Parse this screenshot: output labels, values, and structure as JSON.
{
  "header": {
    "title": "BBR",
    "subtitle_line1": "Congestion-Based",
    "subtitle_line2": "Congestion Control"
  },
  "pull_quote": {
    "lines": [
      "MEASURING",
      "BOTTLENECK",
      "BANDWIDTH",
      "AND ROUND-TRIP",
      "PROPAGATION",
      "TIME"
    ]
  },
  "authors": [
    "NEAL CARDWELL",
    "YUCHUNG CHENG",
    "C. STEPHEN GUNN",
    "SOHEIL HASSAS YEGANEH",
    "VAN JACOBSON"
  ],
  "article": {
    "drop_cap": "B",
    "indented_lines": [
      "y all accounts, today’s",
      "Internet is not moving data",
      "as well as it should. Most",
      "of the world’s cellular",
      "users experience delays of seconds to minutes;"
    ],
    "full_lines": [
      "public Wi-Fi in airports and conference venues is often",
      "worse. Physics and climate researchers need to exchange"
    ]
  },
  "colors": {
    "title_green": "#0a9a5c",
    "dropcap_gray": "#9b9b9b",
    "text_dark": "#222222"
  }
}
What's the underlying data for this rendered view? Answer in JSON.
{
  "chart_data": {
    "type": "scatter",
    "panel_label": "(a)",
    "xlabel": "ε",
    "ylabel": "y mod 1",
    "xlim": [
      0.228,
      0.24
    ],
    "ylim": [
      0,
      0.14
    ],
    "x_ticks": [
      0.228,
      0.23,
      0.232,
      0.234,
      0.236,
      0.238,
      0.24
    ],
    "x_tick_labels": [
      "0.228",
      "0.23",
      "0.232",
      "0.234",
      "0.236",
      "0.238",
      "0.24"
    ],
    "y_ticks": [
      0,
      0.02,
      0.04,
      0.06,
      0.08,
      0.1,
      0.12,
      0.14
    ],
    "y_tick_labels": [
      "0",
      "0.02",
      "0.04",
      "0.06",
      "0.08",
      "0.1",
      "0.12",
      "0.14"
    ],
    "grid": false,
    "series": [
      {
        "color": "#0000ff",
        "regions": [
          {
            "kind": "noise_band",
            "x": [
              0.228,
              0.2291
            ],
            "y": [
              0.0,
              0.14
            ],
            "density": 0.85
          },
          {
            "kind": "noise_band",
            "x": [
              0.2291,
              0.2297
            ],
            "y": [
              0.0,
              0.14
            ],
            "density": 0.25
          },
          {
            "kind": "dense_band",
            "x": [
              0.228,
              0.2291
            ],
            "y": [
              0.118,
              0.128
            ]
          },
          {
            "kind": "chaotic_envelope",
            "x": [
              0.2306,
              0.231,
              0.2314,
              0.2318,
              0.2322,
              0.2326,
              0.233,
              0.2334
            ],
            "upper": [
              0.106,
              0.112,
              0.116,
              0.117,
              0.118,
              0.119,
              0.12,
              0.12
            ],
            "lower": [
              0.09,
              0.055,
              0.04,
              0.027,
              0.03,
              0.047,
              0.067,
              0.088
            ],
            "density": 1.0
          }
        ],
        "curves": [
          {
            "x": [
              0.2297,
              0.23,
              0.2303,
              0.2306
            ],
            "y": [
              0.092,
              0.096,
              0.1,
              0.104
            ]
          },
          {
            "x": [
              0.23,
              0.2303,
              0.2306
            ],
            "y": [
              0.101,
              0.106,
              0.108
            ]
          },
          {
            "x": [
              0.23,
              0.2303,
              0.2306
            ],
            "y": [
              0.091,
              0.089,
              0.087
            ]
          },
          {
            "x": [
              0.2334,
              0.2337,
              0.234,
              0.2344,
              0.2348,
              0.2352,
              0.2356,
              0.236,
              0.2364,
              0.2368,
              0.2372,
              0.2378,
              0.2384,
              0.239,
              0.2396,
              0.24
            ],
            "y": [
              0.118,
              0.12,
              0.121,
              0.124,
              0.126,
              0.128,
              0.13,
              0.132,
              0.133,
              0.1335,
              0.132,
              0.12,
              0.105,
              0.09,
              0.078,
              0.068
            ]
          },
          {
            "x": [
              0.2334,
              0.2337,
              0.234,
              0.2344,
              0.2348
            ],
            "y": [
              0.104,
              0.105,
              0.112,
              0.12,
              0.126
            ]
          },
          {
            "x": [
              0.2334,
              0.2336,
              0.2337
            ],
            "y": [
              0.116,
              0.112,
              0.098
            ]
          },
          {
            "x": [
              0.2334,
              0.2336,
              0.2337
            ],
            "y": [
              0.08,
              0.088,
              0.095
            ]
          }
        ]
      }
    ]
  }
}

--

● REQUEST
Read the entries and show each line that mentions "this".

● FINAL ANSWER
Parse this screenshot: output labels, values, and structure as JSON.
What's the underlying data for this rendered view? Answer in JSON.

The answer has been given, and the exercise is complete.